***** GIVEN DATA *****

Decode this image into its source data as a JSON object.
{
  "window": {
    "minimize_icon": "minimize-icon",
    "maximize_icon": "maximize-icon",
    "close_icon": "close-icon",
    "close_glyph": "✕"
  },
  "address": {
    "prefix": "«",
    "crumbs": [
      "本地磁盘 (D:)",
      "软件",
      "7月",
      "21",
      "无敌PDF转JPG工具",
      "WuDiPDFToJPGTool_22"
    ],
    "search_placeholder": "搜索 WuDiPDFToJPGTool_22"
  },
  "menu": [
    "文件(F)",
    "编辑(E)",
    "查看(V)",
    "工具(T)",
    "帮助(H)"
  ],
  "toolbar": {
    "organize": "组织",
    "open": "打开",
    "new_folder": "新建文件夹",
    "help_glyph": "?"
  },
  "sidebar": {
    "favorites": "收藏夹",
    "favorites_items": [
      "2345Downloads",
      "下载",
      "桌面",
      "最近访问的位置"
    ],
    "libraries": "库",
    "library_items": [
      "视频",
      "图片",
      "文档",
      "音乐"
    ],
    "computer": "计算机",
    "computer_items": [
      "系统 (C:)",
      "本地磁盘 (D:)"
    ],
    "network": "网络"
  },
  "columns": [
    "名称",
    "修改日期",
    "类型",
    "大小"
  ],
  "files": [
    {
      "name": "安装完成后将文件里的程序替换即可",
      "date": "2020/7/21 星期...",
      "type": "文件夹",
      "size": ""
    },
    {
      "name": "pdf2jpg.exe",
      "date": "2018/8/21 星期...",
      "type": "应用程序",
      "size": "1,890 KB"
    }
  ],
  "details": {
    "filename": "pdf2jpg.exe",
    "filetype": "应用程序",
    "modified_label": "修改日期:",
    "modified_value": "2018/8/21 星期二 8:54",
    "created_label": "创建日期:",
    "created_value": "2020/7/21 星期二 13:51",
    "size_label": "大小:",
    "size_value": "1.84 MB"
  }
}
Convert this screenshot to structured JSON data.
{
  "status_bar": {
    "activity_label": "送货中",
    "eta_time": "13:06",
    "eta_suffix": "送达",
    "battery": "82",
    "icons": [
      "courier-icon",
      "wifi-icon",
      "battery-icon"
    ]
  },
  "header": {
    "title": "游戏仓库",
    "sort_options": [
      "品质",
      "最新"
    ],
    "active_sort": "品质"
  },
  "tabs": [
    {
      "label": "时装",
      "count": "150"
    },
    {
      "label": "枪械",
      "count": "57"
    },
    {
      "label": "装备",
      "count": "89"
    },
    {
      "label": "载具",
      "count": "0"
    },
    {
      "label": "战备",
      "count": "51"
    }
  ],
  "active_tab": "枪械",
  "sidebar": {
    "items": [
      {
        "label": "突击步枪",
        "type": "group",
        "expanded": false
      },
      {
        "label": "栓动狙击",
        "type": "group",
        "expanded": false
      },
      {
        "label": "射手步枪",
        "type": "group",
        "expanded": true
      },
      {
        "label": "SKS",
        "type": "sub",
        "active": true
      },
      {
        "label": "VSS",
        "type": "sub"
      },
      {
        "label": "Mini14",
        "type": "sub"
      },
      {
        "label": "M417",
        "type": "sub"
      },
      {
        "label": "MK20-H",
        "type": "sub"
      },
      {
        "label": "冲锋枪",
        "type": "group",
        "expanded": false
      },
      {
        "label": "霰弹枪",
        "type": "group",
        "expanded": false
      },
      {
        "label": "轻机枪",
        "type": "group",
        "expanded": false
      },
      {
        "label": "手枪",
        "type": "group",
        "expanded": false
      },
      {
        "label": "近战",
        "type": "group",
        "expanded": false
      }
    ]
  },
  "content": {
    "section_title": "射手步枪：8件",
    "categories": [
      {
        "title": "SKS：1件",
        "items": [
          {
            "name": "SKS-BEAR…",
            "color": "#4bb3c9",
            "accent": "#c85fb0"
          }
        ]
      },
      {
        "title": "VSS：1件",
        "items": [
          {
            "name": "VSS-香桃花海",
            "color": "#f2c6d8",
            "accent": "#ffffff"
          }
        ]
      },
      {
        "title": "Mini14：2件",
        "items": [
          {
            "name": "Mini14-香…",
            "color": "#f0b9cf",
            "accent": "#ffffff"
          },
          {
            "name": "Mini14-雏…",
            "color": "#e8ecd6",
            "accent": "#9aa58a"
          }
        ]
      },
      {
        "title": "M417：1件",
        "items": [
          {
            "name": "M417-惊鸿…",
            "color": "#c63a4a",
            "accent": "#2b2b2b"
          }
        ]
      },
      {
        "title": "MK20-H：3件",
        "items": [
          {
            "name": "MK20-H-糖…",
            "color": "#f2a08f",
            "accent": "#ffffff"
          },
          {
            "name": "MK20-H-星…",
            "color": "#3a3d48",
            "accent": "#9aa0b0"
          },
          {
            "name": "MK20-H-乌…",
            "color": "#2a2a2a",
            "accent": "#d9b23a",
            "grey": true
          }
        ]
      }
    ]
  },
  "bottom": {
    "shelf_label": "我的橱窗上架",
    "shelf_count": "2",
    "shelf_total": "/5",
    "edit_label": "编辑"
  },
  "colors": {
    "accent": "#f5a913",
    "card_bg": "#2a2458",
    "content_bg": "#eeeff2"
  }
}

*****

Return every line above in which the string "this" occurs.

## [EXPECTED ANSWER]
Decode this image into its source data as a JSON object.
Convert this screenshot to structured JSON data.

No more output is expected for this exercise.